■ Input data ■
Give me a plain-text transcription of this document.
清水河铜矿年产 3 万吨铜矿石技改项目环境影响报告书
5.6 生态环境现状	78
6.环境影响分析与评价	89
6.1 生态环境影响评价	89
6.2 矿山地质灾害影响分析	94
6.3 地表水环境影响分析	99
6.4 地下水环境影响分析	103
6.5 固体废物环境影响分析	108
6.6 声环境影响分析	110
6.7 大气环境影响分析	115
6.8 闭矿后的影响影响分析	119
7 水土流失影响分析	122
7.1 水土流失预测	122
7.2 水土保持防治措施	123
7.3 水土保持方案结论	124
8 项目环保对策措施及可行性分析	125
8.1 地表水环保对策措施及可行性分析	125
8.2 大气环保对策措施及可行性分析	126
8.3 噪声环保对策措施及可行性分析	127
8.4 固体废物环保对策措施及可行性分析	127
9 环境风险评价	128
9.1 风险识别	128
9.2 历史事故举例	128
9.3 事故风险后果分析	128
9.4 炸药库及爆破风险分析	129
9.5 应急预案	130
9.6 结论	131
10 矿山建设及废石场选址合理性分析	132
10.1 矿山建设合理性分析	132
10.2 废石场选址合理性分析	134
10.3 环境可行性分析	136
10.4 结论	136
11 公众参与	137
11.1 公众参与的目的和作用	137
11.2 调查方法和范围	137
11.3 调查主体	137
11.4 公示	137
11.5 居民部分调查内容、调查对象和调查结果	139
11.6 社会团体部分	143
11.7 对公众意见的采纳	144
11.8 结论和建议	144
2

--

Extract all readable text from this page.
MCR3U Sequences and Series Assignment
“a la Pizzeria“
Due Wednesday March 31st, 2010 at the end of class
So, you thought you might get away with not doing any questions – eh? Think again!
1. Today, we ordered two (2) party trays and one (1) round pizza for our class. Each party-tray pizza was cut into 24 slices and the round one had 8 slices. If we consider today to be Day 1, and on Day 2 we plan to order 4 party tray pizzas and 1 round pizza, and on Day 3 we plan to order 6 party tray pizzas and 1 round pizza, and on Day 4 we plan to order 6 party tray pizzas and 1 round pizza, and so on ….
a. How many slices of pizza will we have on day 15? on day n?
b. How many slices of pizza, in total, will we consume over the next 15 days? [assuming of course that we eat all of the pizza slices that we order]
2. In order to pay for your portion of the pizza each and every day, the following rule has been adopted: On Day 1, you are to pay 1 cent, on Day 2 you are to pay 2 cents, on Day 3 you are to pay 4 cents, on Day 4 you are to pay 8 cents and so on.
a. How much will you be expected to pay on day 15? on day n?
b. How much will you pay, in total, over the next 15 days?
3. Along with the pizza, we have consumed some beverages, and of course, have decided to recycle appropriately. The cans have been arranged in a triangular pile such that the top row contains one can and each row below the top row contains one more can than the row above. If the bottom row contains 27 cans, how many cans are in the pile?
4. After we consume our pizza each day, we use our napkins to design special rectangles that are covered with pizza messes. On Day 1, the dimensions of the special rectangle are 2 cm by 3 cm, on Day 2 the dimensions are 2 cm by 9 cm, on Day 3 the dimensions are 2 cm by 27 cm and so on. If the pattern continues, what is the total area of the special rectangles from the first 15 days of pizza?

==

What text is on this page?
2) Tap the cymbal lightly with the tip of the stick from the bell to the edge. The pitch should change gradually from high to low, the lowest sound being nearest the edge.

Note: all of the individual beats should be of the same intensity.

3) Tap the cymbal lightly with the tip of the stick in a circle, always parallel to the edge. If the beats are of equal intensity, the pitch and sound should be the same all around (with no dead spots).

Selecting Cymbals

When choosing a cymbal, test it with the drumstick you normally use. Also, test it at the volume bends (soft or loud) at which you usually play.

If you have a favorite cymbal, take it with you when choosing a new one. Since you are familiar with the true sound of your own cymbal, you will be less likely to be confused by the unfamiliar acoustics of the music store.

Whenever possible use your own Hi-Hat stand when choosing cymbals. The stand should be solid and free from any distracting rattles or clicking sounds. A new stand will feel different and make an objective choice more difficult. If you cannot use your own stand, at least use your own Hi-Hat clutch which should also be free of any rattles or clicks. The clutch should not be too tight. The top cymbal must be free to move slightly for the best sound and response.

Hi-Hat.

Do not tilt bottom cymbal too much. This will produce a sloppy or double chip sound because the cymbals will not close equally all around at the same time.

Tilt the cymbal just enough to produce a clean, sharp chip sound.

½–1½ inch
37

■ Problem to solve ■
Pick out each line containing the string "text" and copy it.

■ Task result ■
Give me a plain-text transcription of this document.
Extract all readable text from this page.
What text is on this page?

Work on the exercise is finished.